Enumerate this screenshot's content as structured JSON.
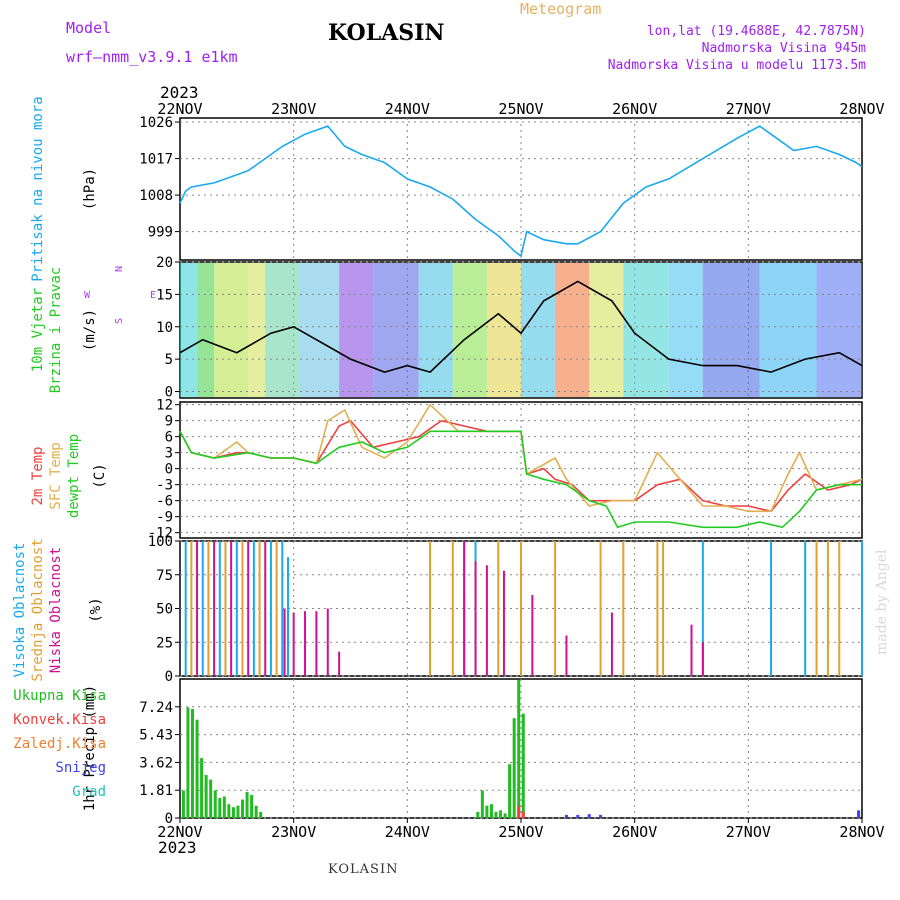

...

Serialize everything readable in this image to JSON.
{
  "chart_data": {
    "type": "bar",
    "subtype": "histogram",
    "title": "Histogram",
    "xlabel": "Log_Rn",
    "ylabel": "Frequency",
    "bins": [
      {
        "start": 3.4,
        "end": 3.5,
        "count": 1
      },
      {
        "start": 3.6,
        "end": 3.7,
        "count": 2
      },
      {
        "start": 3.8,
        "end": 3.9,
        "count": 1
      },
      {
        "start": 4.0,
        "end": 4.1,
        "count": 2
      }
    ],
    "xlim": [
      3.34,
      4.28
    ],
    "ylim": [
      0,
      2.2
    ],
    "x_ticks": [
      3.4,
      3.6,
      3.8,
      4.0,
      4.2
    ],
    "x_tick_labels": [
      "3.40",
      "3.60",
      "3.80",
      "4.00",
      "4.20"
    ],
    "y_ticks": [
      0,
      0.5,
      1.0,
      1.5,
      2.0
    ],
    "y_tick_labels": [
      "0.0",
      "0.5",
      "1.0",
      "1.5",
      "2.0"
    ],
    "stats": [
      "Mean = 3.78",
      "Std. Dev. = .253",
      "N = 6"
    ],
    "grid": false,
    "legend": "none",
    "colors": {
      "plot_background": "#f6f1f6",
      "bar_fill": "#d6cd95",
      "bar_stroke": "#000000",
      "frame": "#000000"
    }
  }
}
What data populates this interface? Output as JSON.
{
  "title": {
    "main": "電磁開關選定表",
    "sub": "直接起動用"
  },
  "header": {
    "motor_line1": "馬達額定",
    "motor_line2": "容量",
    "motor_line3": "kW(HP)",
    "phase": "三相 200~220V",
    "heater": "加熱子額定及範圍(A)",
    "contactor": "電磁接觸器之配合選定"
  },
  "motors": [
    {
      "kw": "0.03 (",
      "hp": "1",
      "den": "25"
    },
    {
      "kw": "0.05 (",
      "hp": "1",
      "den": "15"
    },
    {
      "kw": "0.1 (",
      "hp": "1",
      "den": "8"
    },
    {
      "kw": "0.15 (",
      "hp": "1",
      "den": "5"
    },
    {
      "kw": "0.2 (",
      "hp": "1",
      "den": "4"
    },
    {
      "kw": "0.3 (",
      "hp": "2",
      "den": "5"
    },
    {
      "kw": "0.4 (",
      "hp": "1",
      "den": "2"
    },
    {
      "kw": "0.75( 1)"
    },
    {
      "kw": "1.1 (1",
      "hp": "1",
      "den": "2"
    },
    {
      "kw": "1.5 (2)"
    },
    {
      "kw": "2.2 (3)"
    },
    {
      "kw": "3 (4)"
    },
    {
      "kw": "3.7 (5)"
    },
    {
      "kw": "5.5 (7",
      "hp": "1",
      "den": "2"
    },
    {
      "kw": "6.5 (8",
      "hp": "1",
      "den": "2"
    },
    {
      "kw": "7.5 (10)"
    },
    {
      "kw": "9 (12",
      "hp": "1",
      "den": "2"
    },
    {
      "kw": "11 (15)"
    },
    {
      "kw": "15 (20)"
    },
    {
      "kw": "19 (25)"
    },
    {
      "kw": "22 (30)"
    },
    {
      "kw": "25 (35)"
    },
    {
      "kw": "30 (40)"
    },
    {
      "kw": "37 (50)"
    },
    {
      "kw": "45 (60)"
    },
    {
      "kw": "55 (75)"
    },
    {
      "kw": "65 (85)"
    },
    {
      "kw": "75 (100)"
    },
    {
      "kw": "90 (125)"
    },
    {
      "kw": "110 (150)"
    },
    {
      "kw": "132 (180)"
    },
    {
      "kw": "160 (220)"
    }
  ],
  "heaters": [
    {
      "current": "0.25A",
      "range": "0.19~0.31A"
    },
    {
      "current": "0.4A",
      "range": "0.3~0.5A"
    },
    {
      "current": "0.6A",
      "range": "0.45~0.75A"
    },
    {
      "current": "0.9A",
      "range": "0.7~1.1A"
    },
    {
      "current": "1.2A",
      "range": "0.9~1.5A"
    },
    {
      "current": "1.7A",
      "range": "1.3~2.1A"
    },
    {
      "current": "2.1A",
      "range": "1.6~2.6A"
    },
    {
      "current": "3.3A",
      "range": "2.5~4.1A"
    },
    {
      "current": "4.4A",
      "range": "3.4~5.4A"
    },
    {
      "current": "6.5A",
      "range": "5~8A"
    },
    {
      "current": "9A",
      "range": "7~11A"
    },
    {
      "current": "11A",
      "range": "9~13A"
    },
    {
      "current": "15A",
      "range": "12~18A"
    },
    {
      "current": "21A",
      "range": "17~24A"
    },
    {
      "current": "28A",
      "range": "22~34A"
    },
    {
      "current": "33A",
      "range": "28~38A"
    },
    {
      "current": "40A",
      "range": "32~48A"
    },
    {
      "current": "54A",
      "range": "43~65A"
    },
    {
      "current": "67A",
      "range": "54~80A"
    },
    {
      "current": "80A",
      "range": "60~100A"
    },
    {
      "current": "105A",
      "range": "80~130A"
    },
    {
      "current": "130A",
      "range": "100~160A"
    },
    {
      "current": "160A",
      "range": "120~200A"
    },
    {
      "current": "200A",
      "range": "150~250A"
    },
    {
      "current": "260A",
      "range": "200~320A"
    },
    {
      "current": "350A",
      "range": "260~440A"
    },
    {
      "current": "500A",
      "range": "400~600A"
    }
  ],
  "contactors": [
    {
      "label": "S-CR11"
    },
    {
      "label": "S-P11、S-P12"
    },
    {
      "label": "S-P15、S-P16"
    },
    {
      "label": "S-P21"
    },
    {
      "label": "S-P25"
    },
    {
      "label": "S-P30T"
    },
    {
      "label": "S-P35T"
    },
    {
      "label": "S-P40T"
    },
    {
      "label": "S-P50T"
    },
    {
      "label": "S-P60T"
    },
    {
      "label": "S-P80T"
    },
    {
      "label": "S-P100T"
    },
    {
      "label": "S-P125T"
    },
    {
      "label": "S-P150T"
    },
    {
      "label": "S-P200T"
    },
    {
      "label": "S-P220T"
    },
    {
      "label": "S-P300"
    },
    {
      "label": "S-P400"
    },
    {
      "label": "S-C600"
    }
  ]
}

---

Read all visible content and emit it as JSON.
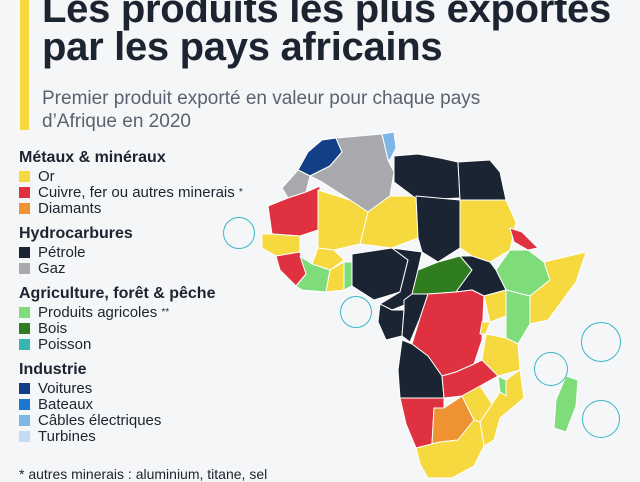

[Given task]: Look through the records and gather every line containing "content".

[Complete output]:
Enumerate this screenshot's content as structured JSON.
Read all visible content and emit it as JSON.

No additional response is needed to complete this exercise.